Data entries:

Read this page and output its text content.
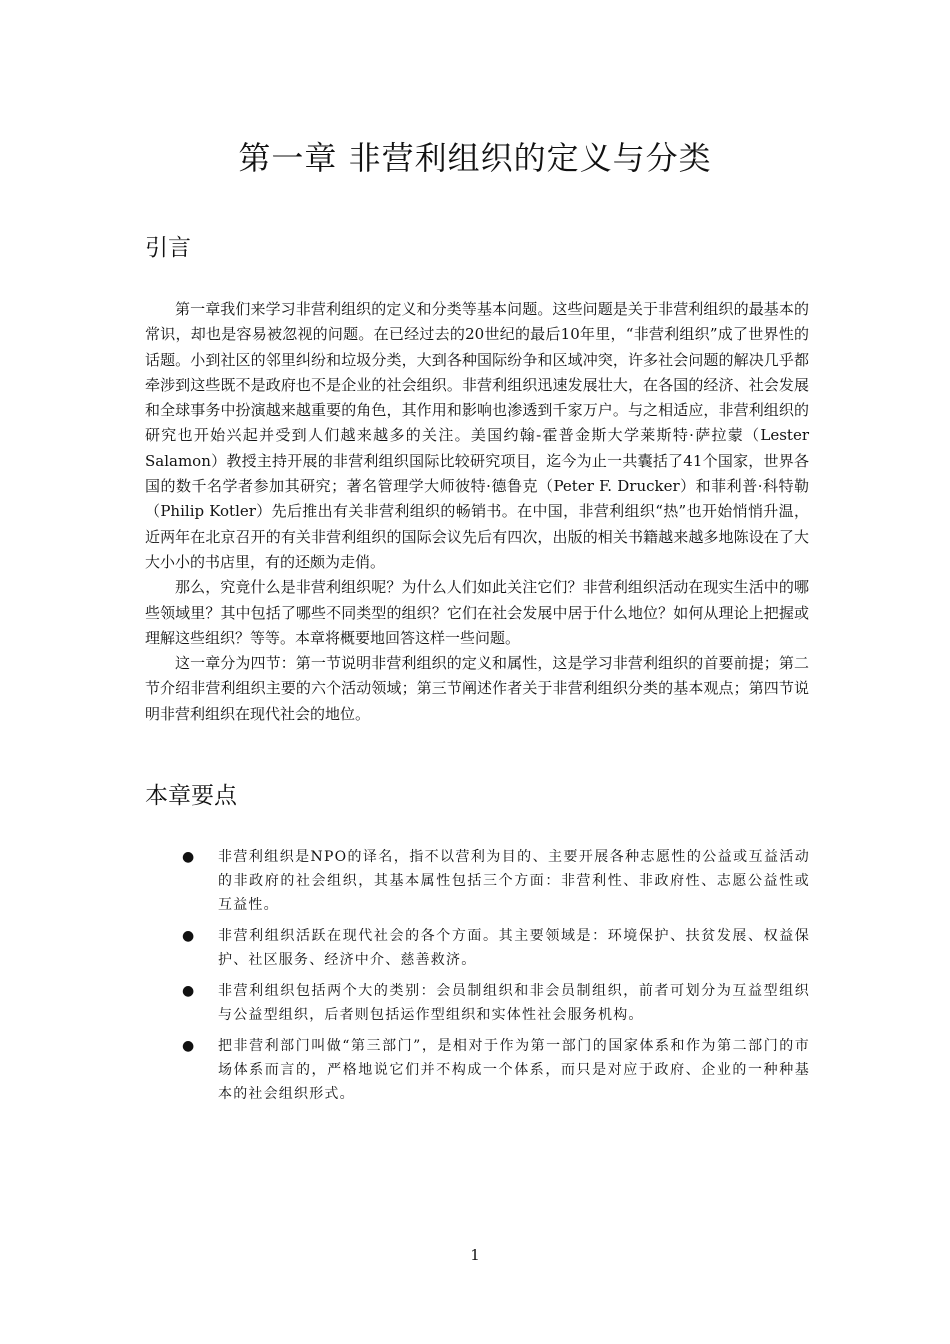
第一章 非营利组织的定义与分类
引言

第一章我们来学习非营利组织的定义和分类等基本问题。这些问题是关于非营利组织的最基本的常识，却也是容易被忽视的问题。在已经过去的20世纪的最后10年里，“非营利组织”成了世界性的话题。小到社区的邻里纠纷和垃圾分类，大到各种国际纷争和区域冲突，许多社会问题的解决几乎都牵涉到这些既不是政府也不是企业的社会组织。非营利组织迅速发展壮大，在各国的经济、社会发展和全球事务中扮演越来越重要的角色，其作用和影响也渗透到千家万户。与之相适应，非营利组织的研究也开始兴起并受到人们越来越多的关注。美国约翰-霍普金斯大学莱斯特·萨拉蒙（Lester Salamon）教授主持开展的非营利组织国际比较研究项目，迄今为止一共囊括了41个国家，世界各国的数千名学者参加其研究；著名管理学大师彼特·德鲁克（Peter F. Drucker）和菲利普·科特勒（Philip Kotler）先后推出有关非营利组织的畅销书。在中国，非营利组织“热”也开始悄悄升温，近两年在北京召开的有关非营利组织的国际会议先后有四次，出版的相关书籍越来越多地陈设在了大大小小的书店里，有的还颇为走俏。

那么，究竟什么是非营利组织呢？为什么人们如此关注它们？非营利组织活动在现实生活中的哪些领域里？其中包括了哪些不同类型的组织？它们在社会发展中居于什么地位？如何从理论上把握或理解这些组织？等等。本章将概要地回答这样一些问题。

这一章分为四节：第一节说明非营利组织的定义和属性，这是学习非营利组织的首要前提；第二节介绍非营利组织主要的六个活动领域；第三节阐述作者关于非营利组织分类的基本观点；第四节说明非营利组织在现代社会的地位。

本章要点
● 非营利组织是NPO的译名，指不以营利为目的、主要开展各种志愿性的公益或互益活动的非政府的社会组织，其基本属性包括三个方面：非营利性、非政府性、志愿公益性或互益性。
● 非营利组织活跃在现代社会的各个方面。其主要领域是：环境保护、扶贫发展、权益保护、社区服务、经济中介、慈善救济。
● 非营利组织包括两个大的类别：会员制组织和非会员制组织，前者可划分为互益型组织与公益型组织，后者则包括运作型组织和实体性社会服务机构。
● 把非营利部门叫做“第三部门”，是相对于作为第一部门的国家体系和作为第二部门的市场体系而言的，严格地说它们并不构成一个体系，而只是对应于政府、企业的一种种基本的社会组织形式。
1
...
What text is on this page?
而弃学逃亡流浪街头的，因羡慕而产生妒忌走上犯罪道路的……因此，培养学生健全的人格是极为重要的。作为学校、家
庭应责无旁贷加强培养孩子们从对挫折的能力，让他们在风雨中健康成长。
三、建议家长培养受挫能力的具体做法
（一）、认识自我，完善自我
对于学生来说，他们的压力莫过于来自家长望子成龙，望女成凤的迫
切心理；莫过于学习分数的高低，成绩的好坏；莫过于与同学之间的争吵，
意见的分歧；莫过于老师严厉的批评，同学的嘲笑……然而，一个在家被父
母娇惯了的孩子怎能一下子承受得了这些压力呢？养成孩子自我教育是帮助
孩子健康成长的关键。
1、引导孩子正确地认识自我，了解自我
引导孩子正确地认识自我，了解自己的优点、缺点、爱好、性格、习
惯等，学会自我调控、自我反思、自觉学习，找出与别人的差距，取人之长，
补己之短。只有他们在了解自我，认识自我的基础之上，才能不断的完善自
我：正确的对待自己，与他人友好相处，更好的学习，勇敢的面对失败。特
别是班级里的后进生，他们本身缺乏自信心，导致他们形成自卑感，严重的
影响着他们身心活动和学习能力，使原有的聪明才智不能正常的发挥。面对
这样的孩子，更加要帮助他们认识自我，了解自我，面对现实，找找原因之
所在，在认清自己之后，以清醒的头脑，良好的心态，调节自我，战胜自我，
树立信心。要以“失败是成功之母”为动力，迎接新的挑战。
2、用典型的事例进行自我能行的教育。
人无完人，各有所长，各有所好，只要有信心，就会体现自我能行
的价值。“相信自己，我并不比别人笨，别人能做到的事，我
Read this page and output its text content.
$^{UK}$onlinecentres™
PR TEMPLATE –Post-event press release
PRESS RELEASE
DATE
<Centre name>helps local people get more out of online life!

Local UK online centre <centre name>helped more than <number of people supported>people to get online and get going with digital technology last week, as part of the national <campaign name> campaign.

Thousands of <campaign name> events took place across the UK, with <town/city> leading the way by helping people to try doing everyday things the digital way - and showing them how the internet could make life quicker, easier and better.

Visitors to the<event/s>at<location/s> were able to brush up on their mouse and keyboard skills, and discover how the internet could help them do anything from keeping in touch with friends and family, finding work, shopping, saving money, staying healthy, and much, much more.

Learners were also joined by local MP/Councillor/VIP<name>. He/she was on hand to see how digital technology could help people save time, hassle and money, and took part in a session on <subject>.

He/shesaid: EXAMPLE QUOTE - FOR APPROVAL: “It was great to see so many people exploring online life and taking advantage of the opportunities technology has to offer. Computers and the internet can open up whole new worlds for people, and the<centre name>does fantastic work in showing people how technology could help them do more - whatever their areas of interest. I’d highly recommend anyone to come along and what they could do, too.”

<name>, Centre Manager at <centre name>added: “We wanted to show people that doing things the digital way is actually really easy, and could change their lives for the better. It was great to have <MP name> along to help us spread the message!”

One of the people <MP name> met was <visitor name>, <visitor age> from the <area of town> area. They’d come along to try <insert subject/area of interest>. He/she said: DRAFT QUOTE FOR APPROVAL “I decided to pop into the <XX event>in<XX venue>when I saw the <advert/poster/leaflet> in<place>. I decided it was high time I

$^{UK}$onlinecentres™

◆ WHAT NEEDS TO BE DONE
Check each line of the records for "money" and copy the ones that contain it.

◆ REPLY TO THE TASK
Visitors to the<event/s>at<location/s> were able to brush up on their mouse and keyboard skills, and discover how the internet could help them do anything from keeping in touch with friends and family, finding work, shopping, saving money, staying healthy, and much, much more.
Learners were also joined by local MP/Councillor/VIP<name>. He/she was on hand to see how digital technology could help people save time, hassle and money, and took part in a session on <subject>.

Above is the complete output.